* _To do_
Count how many lines mention the word "Natália". Write that number alone.

-- start Given data --

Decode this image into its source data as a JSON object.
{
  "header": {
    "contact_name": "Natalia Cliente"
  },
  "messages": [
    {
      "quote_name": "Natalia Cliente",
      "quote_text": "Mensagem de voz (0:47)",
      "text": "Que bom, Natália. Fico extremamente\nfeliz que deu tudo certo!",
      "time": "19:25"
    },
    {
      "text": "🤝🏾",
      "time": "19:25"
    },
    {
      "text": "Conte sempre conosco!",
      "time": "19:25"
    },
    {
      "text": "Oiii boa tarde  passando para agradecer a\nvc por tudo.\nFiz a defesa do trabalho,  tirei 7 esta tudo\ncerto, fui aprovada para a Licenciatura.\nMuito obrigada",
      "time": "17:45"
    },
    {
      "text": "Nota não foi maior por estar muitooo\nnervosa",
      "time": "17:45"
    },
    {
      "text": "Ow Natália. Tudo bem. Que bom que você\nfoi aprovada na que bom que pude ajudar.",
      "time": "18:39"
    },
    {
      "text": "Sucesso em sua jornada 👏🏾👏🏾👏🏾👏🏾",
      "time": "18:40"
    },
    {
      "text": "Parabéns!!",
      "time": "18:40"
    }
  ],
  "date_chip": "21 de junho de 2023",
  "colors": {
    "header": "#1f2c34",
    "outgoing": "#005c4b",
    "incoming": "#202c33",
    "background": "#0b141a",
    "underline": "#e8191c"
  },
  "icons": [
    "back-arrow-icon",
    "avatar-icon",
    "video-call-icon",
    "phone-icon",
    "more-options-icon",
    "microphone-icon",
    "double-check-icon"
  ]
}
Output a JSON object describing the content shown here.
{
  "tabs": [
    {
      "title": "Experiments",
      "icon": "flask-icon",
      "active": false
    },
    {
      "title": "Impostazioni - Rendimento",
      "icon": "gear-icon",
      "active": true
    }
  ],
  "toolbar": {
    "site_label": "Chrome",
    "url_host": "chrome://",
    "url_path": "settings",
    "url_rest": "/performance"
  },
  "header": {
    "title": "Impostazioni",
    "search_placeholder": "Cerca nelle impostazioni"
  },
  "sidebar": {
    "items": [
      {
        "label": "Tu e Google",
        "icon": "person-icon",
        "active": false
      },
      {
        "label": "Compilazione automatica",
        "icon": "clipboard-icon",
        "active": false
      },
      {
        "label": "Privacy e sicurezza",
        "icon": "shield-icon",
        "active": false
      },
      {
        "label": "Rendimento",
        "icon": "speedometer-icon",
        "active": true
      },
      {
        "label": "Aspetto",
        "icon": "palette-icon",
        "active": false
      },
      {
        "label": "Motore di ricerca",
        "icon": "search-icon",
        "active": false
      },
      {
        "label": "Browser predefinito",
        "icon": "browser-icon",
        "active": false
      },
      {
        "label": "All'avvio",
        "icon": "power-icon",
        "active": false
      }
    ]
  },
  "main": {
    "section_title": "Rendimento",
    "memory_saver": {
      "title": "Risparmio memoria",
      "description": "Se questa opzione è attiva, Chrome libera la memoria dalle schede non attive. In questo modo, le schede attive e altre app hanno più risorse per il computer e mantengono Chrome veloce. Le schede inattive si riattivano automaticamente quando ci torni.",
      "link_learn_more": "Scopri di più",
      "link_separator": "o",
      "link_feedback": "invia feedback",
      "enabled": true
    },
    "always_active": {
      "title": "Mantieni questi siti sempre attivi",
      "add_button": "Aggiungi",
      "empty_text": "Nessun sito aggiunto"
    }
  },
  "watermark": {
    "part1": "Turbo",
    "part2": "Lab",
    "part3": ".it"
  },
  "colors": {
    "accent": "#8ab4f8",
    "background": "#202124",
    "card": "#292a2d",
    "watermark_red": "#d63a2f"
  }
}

-- end Given data --

* _Task response_
2